### Set problem
Your task is to repeat the lines below exactly, excluding any pictures they contain.

[Start Record excerpts]

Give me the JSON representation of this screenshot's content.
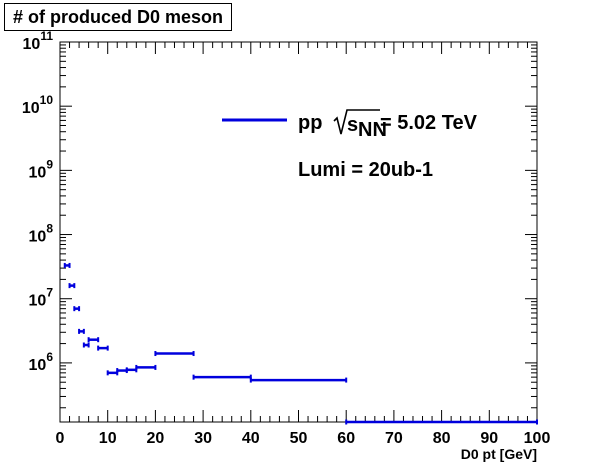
{
  "chart_data": {
    "type": "scatter",
    "title": "# of produced D0 meson",
    "xlabel": "D0 pt [GeV]",
    "ylabel": "",
    "xlim": [
      0,
      100
    ],
    "ylim": [
      120000,
      100000000000
    ],
    "ylog": true,
    "grid": false,
    "x_ticks": [
      0,
      10,
      20,
      30,
      40,
      50,
      60,
      70,
      80,
      90,
      100
    ],
    "y_ticks": [
      {
        "value": 1000000,
        "base": "10",
        "exp": "6"
      },
      {
        "value": 10000000,
        "base": "10",
        "exp": "7"
      },
      {
        "value": 100000000,
        "base": "10",
        "exp": "8"
      },
      {
        "value": 1000000000,
        "base": "10",
        "exp": "9"
      },
      {
        "value": 10000000000,
        "base": "10",
        "exp": "10"
      },
      {
        "value": 100000000000,
        "base": "10",
        "exp": "11"
      }
    ],
    "legend": {
      "placement": "top-right",
      "entry_pre": "pp",
      "entry_sub": "NN",
      "entry_post": "= 5.02 TeV",
      "note": "Lumi = 20ub-1"
    },
    "series": [
      {
        "color": "#0000dd",
        "points": [
          {
            "x_low": 1,
            "x_high": 2,
            "y": 33000000
          },
          {
            "x_low": 2,
            "x_high": 3,
            "y": 16000000
          },
          {
            "x_low": 3,
            "x_high": 4,
            "y": 7000000
          },
          {
            "x_low": 4,
            "x_high": 5,
            "y": 3100000
          },
          {
            "x_low": 5,
            "x_high": 6,
            "y": 1900000
          },
          {
            "x_low": 6,
            "x_high": 8,
            "y": 2300000
          },
          {
            "x_low": 8,
            "x_high": 10,
            "y": 1700000
          },
          {
            "x_low": 10,
            "x_high": 12,
            "y": 700000
          },
          {
            "x_low": 12,
            "x_high": 14,
            "y": 760000
          },
          {
            "x_low": 14,
            "x_high": 16,
            "y": 780000
          },
          {
            "x_low": 16,
            "x_high": 20,
            "y": 850000
          },
          {
            "x_low": 20,
            "x_high": 28,
            "y": 1400000
          },
          {
            "x_low": 28,
            "x_high": 40,
            "y": 600000
          },
          {
            "x_low": 40,
            "x_high": 60,
            "y": 540000
          },
          {
            "x_low": 60,
            "x_high": 100,
            "y": 120000
          }
        ]
      }
    ]
  }
}
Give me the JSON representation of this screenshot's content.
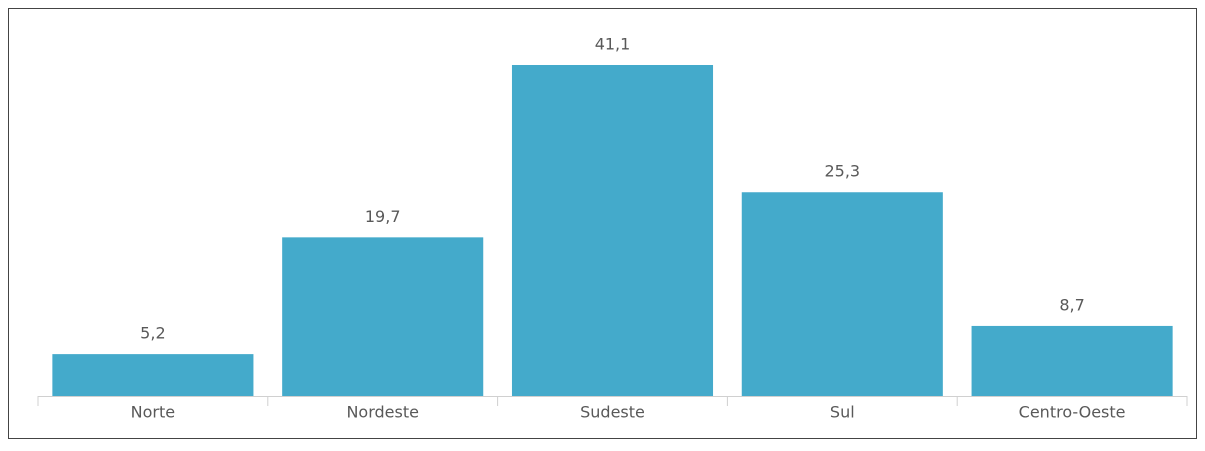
{
  "chart_data": {
    "type": "bar",
    "categories": [
      "Norte",
      "Nordeste",
      "Sudeste",
      "Sul",
      "Centro-Oeste"
    ],
    "values": [
      5.2,
      19.7,
      41.1,
      25.3,
      8.7
    ],
    "value_labels": [
      "5,2",
      "19,7",
      "41,1",
      "25,3",
      "8,7"
    ],
    "color": "#44aacb"
  }
}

[End Record excerpts]

### In response
Give me the JSON representation of this screenshot's content.
{
  "chart_data": {
    "type": "scatter",
    "title": "# of produced D0 meson",
    "xlabel": "D0 pt [GeV]",
    "ylabel": "",
    "xlim": [
      0,
      100
    ],
    "ylim": [
      120000,
      100000000000
    ],
    "ylog": true,
    "grid": false,
    "x_ticks": [
      0,
      10,
      20,
      30,
      40,
      50,
      60,
      70,
      80,
      90,
      100
    ],
    "y_ticks": [
      {
        "value": 1000000,
        "base": "10",
        "exp": "6"
      },
      {
        "value": 10000000,
        "base": "10",
        "exp": "7"
      },
      {
        "value": 100000000,
        "base": "10",
        "exp": "8"
      },
      {
        "value": 1000000000,
        "base": "10",
        "exp": "9"
      },
      {
        "value": 10000000000,
        "base": "10",
        "exp": "10"
      },
      {
        "value": 100000000000,
        "base": "10",
        "exp": "11"
      }
    ],
    "legend": {
      "placement": "top-right",
      "entry_pre": "pp",
      "entry_sub": "NN",
      "entry_post": "= 5.02 TeV",
      "note": "Lumi = 20ub-1"
    },
    "series": [
      {
        "color": "#0000dd",
        "points": [
          {
            "x_low": 1,
            "x_high": 2,
            "y": 33000000
          },
          {
            "x_low": 2,
            "x_high": 3,
            "y": 16000000
          },
          {
            "x_low": 3,
            "x_high": 4,
            "y": 7000000
          },
          {
            "x_low": 4,
            "x_high": 5,
            "y": 3100000
          },
          {
            "x_low": 5,
            "x_high": 6,
            "y": 1900000
          },
          {
            "x_low": 6,
            "x_high": 8,
            "y": 2300000
          },
          {
            "x_low": 8,
            "x_high": 10,
            "y": 1700000
          },
          {
            "x_low": 10,
            "x_high": 12,
            "y": 700000
          },
          {
            "x_low": 12,
            "x_high": 14,
            "y": 760000
          },
          {
            "x_low": 14,
            "x_high": 16,
            "y": 780000
          },
          {
            "x_low": 16,
            "x_high": 20,
            "y": 850000
          },
          {
            "x_low": 20,
            "x_high": 28,
            "y": 1400000
          },
          {
            "x_low": 28,
            "x_high": 40,
            "y": 600000
          },
          {
            "x_low": 40,
            "x_high": 60,
            "y": 540000
          },
          {
            "x_low": 60,
            "x_high": 100,
            "y": 120000
          }
        ]
      }
    ]
  }
}
Give me the JSON representation of this screenshot's content.
{
  "chart_data": {
    "type": "bar",
    "categories": [
      "Norte",
      "Nordeste",
      "Sudeste",
      "Sul",
      "Centro-Oeste"
    ],
    "values": [
      5.2,
      19.7,
      41.1,
      25.3,
      8.7
    ],
    "value_labels": [
      "5,2",
      "19,7",
      "41,1",
      "25,3",
      "8,7"
    ],
    "color": "#44aacb"
  }
}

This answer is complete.